== Task material ==

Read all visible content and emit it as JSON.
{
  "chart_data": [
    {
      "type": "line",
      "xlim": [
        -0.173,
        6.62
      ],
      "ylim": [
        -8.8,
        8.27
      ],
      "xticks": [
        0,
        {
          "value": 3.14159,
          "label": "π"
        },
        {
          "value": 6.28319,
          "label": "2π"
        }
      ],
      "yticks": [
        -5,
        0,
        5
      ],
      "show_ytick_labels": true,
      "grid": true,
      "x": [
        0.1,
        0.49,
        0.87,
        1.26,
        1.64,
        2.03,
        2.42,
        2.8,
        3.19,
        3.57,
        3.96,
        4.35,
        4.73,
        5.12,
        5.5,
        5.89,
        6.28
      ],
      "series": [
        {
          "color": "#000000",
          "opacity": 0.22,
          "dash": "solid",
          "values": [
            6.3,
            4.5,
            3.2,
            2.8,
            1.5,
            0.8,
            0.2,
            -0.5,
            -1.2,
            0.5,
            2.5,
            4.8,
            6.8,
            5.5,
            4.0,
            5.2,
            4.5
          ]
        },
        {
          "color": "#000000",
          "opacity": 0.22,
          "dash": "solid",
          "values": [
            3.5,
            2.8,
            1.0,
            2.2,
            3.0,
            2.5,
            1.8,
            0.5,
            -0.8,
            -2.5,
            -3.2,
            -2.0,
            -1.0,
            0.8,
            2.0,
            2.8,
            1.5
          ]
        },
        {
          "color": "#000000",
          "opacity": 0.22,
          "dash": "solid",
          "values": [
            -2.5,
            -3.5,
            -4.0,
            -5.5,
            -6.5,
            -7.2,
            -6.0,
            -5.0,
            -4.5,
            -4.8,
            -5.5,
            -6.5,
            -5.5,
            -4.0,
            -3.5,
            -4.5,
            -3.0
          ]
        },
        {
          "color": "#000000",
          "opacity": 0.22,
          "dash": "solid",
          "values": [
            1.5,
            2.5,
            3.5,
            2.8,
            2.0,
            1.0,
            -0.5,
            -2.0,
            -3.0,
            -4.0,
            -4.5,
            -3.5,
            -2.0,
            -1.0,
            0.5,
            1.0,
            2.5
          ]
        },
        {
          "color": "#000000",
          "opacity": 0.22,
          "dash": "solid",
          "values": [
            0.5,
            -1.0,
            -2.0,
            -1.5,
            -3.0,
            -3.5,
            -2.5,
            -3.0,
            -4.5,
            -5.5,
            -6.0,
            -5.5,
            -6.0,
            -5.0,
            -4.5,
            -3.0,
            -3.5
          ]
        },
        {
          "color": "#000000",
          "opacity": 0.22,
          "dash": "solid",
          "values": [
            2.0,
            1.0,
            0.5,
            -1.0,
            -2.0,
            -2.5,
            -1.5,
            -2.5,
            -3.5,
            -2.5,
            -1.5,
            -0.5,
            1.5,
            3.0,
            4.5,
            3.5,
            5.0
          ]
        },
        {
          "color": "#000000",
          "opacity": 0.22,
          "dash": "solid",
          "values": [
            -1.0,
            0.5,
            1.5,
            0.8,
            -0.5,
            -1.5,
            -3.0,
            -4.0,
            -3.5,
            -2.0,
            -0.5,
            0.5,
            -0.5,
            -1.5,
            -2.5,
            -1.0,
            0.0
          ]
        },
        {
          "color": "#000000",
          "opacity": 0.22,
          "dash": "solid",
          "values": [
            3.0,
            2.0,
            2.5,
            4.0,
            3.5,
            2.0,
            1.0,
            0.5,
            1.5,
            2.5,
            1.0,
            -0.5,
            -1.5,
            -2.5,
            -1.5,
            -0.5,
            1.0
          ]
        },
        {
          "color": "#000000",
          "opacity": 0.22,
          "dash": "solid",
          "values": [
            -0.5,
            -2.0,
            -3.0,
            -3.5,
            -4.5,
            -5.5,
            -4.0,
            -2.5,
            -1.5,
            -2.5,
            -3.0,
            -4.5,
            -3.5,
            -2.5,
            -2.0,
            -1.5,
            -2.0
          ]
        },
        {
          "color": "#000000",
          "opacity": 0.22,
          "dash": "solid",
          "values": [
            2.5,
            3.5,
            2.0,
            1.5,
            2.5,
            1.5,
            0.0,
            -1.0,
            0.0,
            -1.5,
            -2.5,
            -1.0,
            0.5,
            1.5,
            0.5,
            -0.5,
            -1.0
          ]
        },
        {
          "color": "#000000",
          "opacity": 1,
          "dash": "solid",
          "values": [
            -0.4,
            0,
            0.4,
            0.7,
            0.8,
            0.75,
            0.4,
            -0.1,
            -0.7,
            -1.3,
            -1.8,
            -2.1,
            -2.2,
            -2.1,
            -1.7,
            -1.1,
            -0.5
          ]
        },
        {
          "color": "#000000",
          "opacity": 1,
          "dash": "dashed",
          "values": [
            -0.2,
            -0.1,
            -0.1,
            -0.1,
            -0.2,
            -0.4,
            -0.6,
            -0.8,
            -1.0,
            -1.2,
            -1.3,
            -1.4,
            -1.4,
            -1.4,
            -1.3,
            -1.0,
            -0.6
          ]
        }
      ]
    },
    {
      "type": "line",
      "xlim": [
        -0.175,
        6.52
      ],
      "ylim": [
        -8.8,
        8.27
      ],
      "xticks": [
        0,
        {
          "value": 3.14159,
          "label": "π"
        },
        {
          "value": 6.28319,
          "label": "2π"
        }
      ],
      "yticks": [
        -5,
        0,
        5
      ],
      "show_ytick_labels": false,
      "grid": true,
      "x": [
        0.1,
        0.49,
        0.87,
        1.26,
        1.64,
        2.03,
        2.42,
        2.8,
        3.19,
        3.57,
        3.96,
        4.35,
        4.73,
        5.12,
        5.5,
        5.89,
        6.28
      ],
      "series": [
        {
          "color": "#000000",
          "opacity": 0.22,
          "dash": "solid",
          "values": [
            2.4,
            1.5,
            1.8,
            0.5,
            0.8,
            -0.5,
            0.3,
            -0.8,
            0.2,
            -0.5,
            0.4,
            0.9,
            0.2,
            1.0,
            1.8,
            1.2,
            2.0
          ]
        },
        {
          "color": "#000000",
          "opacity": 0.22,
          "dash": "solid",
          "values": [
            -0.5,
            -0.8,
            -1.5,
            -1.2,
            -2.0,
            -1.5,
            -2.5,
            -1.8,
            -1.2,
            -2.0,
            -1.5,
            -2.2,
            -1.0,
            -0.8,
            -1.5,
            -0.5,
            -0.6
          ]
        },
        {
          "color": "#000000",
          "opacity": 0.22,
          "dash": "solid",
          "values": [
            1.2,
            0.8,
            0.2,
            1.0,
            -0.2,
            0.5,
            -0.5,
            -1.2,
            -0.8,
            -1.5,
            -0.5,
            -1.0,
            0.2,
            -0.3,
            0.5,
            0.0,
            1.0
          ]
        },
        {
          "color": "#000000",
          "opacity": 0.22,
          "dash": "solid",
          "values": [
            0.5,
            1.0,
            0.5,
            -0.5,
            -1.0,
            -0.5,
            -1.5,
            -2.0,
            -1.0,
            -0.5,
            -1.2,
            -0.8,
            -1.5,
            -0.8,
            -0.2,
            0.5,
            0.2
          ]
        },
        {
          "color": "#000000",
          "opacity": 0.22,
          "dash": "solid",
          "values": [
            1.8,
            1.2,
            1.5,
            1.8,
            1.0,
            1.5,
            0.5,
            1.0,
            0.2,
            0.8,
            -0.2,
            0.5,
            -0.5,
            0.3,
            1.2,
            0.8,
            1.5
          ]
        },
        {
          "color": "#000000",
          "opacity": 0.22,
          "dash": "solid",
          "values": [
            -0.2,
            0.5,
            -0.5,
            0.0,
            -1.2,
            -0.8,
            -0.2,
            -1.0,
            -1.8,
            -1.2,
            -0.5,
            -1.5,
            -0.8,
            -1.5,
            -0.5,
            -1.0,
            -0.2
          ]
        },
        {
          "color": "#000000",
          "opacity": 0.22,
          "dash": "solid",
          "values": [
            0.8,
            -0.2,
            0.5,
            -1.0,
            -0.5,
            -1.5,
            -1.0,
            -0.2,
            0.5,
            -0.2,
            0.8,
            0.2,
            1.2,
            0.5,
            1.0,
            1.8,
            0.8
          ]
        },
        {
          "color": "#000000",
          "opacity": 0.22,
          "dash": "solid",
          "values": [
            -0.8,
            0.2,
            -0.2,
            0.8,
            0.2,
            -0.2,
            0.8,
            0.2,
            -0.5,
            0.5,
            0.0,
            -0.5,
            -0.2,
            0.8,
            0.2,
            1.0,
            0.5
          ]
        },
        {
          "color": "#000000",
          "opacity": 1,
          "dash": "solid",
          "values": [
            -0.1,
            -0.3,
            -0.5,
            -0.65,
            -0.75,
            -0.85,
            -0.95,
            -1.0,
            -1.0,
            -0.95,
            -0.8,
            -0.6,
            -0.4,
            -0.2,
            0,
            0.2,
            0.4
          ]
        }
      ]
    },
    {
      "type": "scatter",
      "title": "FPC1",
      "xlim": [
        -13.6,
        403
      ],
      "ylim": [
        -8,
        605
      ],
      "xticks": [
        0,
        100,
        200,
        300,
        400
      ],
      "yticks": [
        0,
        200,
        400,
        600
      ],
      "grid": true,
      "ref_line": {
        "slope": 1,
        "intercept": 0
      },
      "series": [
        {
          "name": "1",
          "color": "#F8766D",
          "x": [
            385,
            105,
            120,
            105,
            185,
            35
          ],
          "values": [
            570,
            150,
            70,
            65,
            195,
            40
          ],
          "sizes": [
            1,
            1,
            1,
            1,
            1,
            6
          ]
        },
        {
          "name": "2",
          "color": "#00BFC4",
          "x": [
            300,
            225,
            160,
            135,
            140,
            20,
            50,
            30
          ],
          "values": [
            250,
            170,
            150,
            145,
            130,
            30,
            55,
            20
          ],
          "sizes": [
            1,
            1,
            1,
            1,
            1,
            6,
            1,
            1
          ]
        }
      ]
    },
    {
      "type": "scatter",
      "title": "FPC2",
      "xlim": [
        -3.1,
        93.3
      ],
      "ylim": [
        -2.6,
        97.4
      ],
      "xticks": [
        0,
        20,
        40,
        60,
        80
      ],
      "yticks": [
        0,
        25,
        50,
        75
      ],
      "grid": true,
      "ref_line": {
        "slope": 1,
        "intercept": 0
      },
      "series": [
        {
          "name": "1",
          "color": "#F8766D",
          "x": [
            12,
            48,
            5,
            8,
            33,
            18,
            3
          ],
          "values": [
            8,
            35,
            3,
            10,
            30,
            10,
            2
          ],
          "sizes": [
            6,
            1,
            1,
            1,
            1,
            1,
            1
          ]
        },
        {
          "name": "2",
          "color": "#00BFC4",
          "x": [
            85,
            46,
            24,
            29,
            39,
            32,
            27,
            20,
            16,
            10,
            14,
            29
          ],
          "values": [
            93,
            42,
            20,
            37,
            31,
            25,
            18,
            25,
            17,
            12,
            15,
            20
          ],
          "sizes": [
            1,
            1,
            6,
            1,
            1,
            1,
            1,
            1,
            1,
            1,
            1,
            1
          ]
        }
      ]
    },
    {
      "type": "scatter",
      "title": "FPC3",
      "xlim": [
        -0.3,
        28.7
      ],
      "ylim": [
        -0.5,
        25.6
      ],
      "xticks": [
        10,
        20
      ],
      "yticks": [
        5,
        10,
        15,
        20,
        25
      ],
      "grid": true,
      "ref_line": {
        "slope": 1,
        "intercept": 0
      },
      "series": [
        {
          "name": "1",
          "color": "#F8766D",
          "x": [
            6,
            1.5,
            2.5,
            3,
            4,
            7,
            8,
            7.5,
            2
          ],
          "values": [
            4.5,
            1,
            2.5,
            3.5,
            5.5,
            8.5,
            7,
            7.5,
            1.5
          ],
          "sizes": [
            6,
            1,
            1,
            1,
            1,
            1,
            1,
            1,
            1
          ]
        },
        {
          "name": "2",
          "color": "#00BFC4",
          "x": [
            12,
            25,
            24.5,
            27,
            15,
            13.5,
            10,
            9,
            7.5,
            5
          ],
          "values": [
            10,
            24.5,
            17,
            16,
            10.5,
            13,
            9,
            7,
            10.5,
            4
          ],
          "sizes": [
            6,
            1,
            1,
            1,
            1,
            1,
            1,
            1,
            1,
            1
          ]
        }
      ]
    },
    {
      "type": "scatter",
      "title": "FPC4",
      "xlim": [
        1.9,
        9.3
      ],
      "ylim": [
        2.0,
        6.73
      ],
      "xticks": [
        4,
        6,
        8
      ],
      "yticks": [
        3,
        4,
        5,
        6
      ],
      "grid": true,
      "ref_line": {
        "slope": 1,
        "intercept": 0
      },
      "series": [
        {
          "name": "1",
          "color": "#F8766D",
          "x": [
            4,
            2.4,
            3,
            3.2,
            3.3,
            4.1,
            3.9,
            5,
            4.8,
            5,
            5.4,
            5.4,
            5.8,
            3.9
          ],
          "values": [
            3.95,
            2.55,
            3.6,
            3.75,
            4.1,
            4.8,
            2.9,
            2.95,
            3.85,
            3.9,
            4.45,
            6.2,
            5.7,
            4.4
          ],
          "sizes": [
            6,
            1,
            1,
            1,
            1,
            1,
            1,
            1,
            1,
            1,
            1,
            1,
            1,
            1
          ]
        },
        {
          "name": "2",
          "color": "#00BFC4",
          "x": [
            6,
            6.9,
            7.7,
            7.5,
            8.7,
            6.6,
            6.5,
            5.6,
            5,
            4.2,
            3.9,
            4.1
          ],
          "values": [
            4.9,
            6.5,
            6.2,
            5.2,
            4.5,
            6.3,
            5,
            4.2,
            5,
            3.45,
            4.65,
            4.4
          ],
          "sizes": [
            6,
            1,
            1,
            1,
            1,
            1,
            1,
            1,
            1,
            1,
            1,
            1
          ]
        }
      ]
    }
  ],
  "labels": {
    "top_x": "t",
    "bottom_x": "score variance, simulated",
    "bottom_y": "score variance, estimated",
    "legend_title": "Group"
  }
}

===

Brief
Among the lines of the data, identify those with the word "score". Copy each of them.

Exercise answer
    "bottom_x": "score variance, simulated",
    "bottom_y": "score variance, estimated",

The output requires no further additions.